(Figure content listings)
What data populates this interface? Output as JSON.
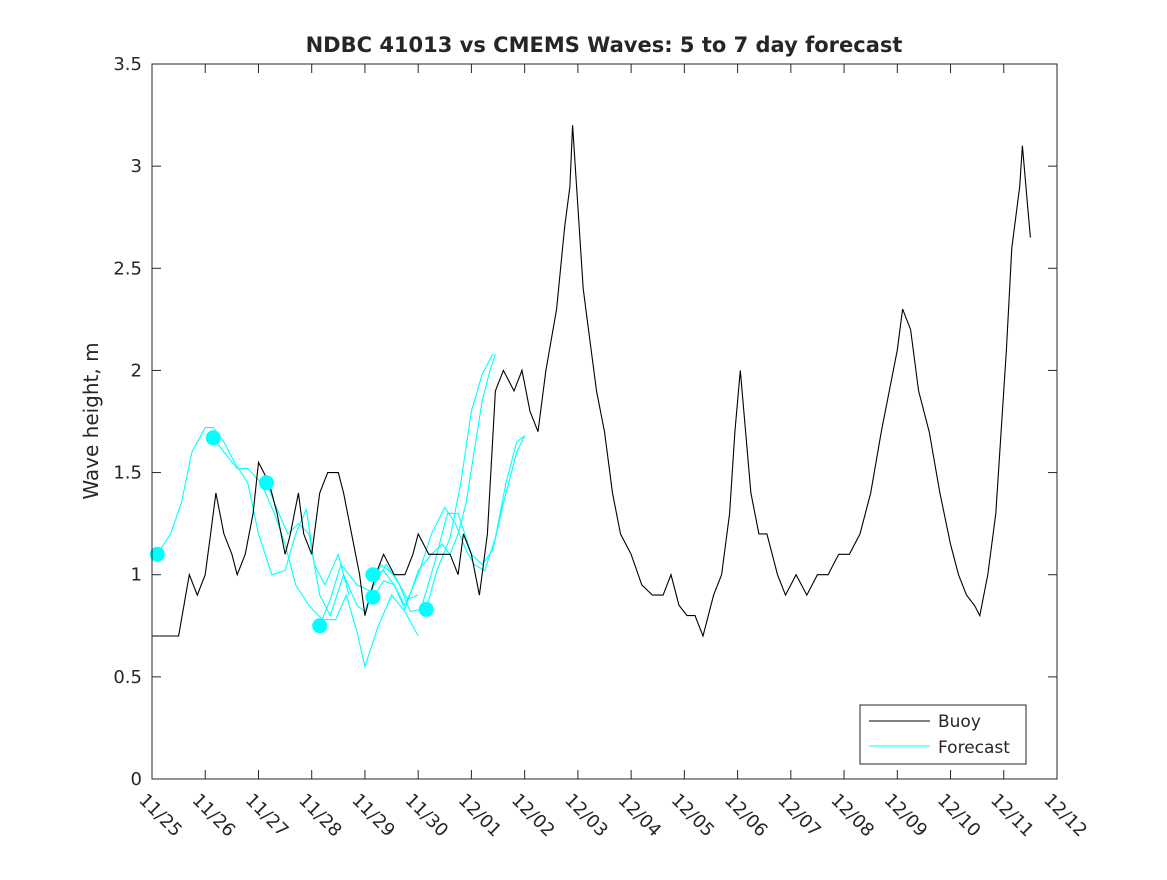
{
  "chart_data": {
    "type": "line",
    "title": "NDBC 41013 vs CMEMS Waves: 5 to 7 day forecast",
    "xlabel": "",
    "ylabel": "Wave height, m",
    "x_unit": "days since 11/25 00:00",
    "xlim": [
      0,
      17
    ],
    "ylim": [
      0,
      3.5
    ],
    "grid": false,
    "legend_position": "bottom-right",
    "x_ticks": [
      {
        "x": 0,
        "label": "11/25"
      },
      {
        "x": 1,
        "label": "11/26"
      },
      {
        "x": 2,
        "label": "11/27"
      },
      {
        "x": 3,
        "label": "11/28"
      },
      {
        "x": 4,
        "label": "11/29"
      },
      {
        "x": 5,
        "label": "11/30"
      },
      {
        "x": 6,
        "label": "12/01"
      },
      {
        "x": 7,
        "label": "12/02"
      },
      {
        "x": 8,
        "label": "12/03"
      },
      {
        "x": 9,
        "label": "12/04"
      },
      {
        "x": 10,
        "label": "12/05"
      },
      {
        "x": 11,
        "label": "12/06"
      },
      {
        "x": 12,
        "label": "12/07"
      },
      {
        "x": 13,
        "label": "12/08"
      },
      {
        "x": 14,
        "label": "12/09"
      },
      {
        "x": 15,
        "label": "12/10"
      },
      {
        "x": 16,
        "label": "12/11"
      },
      {
        "x": 17,
        "label": "12/12"
      }
    ],
    "y_ticks": [
      {
        "y": 0,
        "label": "0"
      },
      {
        "y": 0.5,
        "label": "0.5"
      },
      {
        "y": 1,
        "label": "1"
      },
      {
        "y": 1.5,
        "label": "1.5"
      },
      {
        "y": 2,
        "label": "2"
      },
      {
        "y": 2.5,
        "label": "2.5"
      },
      {
        "y": 3,
        "label": "3"
      },
      {
        "y": 3.5,
        "label": "3.5"
      }
    ],
    "series": [
      {
        "name": "Buoy",
        "color": "#000000",
        "points": [
          [
            0.0,
            0.7
          ],
          [
            0.3,
            0.7
          ],
          [
            0.5,
            0.7
          ],
          [
            0.7,
            1.0
          ],
          [
            0.85,
            0.9
          ],
          [
            1.0,
            1.0
          ],
          [
            1.1,
            1.2
          ],
          [
            1.2,
            1.4
          ],
          [
            1.35,
            1.2
          ],
          [
            1.5,
            1.1
          ],
          [
            1.6,
            1.0
          ],
          [
            1.75,
            1.1
          ],
          [
            1.9,
            1.3
          ],
          [
            2.0,
            1.55
          ],
          [
            2.1,
            1.5
          ],
          [
            2.2,
            1.45
          ],
          [
            2.35,
            1.3
          ],
          [
            2.5,
            1.1
          ],
          [
            2.6,
            1.2
          ],
          [
            2.75,
            1.4
          ],
          [
            2.85,
            1.2
          ],
          [
            3.0,
            1.1
          ],
          [
            3.15,
            1.4
          ],
          [
            3.3,
            1.5
          ],
          [
            3.5,
            1.5
          ],
          [
            3.6,
            1.4
          ],
          [
            3.75,
            1.2
          ],
          [
            3.9,
            1.0
          ],
          [
            4.0,
            0.8
          ],
          [
            4.2,
            1.0
          ],
          [
            4.35,
            1.1
          ],
          [
            4.55,
            1.0
          ],
          [
            4.75,
            1.0
          ],
          [
            4.9,
            1.1
          ],
          [
            5.0,
            1.2
          ],
          [
            5.2,
            1.1
          ],
          [
            5.4,
            1.1
          ],
          [
            5.6,
            1.1
          ],
          [
            5.75,
            1.0
          ],
          [
            5.85,
            1.2
          ],
          [
            6.0,
            1.1
          ],
          [
            6.15,
            0.9
          ],
          [
            6.3,
            1.2
          ],
          [
            6.45,
            1.9
          ],
          [
            6.6,
            2.0
          ],
          [
            6.8,
            1.9
          ],
          [
            6.95,
            2.0
          ],
          [
            7.1,
            1.8
          ],
          [
            7.25,
            1.7
          ],
          [
            7.4,
            2.0
          ],
          [
            7.6,
            2.3
          ],
          [
            7.75,
            2.7
          ],
          [
            7.85,
            2.9
          ],
          [
            7.9,
            3.2
          ],
          [
            8.0,
            2.8
          ],
          [
            8.1,
            2.4
          ],
          [
            8.2,
            2.2
          ],
          [
            8.35,
            1.9
          ],
          [
            8.5,
            1.7
          ],
          [
            8.65,
            1.4
          ],
          [
            8.8,
            1.2
          ],
          [
            9.0,
            1.1
          ],
          [
            9.2,
            0.95
          ],
          [
            9.4,
            0.9
          ],
          [
            9.6,
            0.9
          ],
          [
            9.75,
            1.0
          ],
          [
            9.9,
            0.85
          ],
          [
            10.05,
            0.8
          ],
          [
            10.2,
            0.8
          ],
          [
            10.35,
            0.7
          ],
          [
            10.55,
            0.9
          ],
          [
            10.7,
            1.0
          ],
          [
            10.85,
            1.3
          ],
          [
            10.95,
            1.7
          ],
          [
            11.05,
            2.0
          ],
          [
            11.15,
            1.7
          ],
          [
            11.25,
            1.4
          ],
          [
            11.4,
            1.2
          ],
          [
            11.55,
            1.2
          ],
          [
            11.75,
            1.0
          ],
          [
            11.9,
            0.9
          ],
          [
            12.1,
            1.0
          ],
          [
            12.3,
            0.9
          ],
          [
            12.5,
            1.0
          ],
          [
            12.7,
            1.0
          ],
          [
            12.9,
            1.1
          ],
          [
            13.1,
            1.1
          ],
          [
            13.3,
            1.2
          ],
          [
            13.5,
            1.4
          ],
          [
            13.7,
            1.7
          ],
          [
            13.85,
            1.9
          ],
          [
            14.0,
            2.1
          ],
          [
            14.1,
            2.3
          ],
          [
            14.25,
            2.2
          ],
          [
            14.4,
            1.9
          ],
          [
            14.6,
            1.7
          ],
          [
            14.8,
            1.4
          ],
          [
            15.0,
            1.15
          ],
          [
            15.15,
            1.0
          ],
          [
            15.3,
            0.9
          ],
          [
            15.45,
            0.85
          ],
          [
            15.55,
            0.8
          ],
          [
            15.7,
            1.0
          ],
          [
            15.85,
            1.3
          ],
          [
            15.95,
            1.7
          ],
          [
            16.05,
            2.1
          ],
          [
            16.15,
            2.6
          ],
          [
            16.3,
            2.9
          ],
          [
            16.35,
            3.1
          ],
          [
            16.45,
            2.8
          ],
          [
            16.5,
            2.65
          ]
        ]
      },
      {
        "name": "Forecast",
        "color": "#00ffff",
        "runs": [
          [
            [
              0.1,
              1.1
            ],
            [
              0.35,
              1.2
            ],
            [
              0.55,
              1.35
            ],
            [
              0.75,
              1.6
            ],
            [
              1.0,
              1.72
            ],
            [
              1.15,
              1.72
            ],
            [
              1.35,
              1.65
            ],
            [
              1.55,
              1.55
            ],
            [
              1.8,
              1.45
            ],
            [
              2.0,
              1.2
            ],
            [
              2.25,
              1.0
            ],
            [
              2.5,
              1.02
            ],
            [
              2.7,
              1.2
            ],
            [
              2.9,
              1.32
            ],
            [
              3.05,
              1.05
            ],
            [
              3.25,
              0.95
            ],
            [
              3.5,
              1.1
            ],
            [
              3.7,
              0.9
            ]
          ],
          [
            [
              1.15,
              1.67
            ],
            [
              1.35,
              1.6
            ],
            [
              1.6,
              1.52
            ],
            [
              1.8,
              1.52
            ],
            [
              2.05,
              1.45
            ],
            [
              2.3,
              1.3
            ],
            [
              2.5,
              1.15
            ],
            [
              2.7,
              0.95
            ],
            [
              2.95,
              0.85
            ],
            [
              3.2,
              0.78
            ],
            [
              3.45,
              0.78
            ],
            [
              3.65,
              0.9
            ],
            [
              3.85,
              0.72
            ],
            [
              4.0,
              0.55
            ],
            [
              4.25,
              0.75
            ],
            [
              4.5,
              0.9
            ],
            [
              4.75,
              0.82
            ],
            [
              5.0,
              0.7
            ]
          ],
          [
            [
              2.15,
              1.45
            ],
            [
              2.35,
              1.32
            ],
            [
              2.55,
              1.2
            ],
            [
              2.75,
              1.25
            ],
            [
              2.95,
              1.2
            ],
            [
              3.15,
              0.9
            ],
            [
              3.35,
              0.8
            ],
            [
              3.6,
              1.0
            ],
            [
              3.85,
              0.85
            ],
            [
              4.0,
              0.82
            ],
            [
              4.3,
              1.05
            ],
            [
              4.55,
              1.0
            ],
            [
              4.8,
              0.88
            ],
            [
              5.0,
              0.9
            ]
          ],
          [
            [
              3.15,
              0.75
            ],
            [
              3.35,
              0.88
            ],
            [
              3.55,
              1.05
            ],
            [
              3.85,
              0.95
            ],
            [
              4.1,
              0.92
            ],
            [
              4.4,
              1.05
            ],
            [
              4.65,
              0.95
            ],
            [
              4.85,
              0.82
            ],
            [
              5.05,
              0.83
            ],
            [
              5.3,
              1.05
            ],
            [
              5.55,
              1.3
            ],
            [
              5.75,
              1.3
            ],
            [
              6.0,
              1.1
            ],
            [
              6.2,
              1.05
            ],
            [
              6.4,
              1.12
            ],
            [
              6.6,
              1.35
            ],
            [
              6.85,
              1.6
            ],
            [
              7.0,
              1.68
            ]
          ],
          [
            [
              4.15,
              1.0
            ],
            [
              4.35,
              1.02
            ],
            [
              4.55,
              0.95
            ],
            [
              4.75,
              0.85
            ],
            [
              5.0,
              1.0
            ],
            [
              5.25,
              1.2
            ],
            [
              5.5,
              1.33
            ],
            [
              5.7,
              1.25
            ],
            [
              5.9,
              1.12
            ],
            [
              6.05,
              1.05
            ],
            [
              6.25,
              1.02
            ],
            [
              6.45,
              1.18
            ],
            [
              6.65,
              1.45
            ],
            [
              6.85,
              1.65
            ],
            [
              7.0,
              1.68
            ]
          ],
          [
            [
              4.15,
              0.89
            ],
            [
              4.35,
              0.97
            ],
            [
              4.55,
              0.95
            ],
            [
              4.75,
              0.83
            ],
            [
              5.0,
              1.02
            ],
            [
              5.25,
              1.1
            ],
            [
              5.45,
              1.15
            ],
            [
              5.6,
              1.1
            ],
            [
              5.75,
              1.2
            ],
            [
              5.9,
              1.35
            ],
            [
              6.05,
              1.6
            ],
            [
              6.2,
              1.85
            ],
            [
              6.35,
              2.0
            ],
            [
              6.45,
              2.08
            ]
          ],
          [
            [
              5.15,
              0.83
            ],
            [
              5.35,
              1.02
            ],
            [
              5.6,
              1.18
            ],
            [
              5.8,
              1.45
            ],
            [
              6.0,
              1.8
            ],
            [
              6.2,
              1.98
            ],
            [
              6.4,
              2.08
            ]
          ]
        ]
      },
      {
        "name": "Forecast analysis points",
        "color": "#00ffff",
        "points": [
          [
            0.1,
            1.1
          ],
          [
            1.15,
            1.67
          ],
          [
            2.15,
            1.45
          ],
          [
            3.15,
            0.75
          ],
          [
            4.15,
            1.0
          ],
          [
            4.15,
            0.89
          ],
          [
            5.15,
            0.83
          ]
        ]
      }
    ],
    "legend": [
      {
        "label": "Buoy",
        "color": "#000000"
      },
      {
        "label": "Forecast",
        "color": "#00ffff"
      }
    ]
  }
}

## [Instructions for the task]
Copy each line above that contains the string "name".

## [Solution for this task]
        "name": "Buoy",
        "name": "Forecast",
        "name": "Forecast analysis points",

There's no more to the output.